## TASK DESCRIPTION
Identify each line below containing the string "referencyjnej" and copy it.

Dataset items:
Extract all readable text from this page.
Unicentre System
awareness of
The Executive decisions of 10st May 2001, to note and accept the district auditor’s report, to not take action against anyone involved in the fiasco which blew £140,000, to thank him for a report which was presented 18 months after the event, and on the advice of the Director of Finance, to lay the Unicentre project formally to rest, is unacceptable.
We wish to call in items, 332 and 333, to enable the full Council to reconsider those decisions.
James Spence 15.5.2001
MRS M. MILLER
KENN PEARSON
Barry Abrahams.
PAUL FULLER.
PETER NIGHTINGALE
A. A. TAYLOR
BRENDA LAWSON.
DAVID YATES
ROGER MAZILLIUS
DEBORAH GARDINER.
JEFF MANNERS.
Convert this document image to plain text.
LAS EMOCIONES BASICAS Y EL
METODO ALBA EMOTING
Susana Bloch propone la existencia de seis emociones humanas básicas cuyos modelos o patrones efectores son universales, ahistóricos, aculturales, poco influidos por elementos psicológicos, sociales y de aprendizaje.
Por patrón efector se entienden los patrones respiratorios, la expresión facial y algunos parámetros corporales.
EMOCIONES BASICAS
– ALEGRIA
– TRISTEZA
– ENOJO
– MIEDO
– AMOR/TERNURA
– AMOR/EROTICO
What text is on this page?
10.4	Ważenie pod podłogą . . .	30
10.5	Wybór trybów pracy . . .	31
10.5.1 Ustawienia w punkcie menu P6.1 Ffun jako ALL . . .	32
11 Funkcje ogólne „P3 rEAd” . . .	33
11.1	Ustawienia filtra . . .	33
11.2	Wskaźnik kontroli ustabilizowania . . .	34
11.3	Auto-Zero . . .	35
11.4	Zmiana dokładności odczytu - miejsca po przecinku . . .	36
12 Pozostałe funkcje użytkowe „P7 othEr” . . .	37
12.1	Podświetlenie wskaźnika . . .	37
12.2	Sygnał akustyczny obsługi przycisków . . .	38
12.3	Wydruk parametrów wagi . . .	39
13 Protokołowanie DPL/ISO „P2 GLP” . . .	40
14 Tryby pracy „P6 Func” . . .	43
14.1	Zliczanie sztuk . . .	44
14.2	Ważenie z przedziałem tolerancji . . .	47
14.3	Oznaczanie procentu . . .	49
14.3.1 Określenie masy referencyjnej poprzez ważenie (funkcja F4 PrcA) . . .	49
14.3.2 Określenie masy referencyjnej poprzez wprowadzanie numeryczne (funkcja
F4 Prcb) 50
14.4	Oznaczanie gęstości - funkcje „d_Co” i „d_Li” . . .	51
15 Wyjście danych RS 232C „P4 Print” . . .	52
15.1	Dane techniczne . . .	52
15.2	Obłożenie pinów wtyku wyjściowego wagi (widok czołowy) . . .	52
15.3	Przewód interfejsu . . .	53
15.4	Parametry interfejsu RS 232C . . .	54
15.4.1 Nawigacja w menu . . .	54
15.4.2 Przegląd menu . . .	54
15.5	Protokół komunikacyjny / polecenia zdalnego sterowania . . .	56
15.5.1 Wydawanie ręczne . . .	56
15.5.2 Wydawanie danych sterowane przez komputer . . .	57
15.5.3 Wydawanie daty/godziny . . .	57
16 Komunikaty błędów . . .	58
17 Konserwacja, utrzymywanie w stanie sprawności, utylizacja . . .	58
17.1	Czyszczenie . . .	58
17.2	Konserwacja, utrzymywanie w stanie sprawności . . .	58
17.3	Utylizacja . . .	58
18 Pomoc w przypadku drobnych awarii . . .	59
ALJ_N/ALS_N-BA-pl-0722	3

## TASK RESULT
14.3.1 Określenie masy referencyjnej poprzez ważenie (funkcja F4 PrcA) . . .	49
14.3.2 Określenie masy referencyjnej poprzez wprowadzanie numeryczne (funkcja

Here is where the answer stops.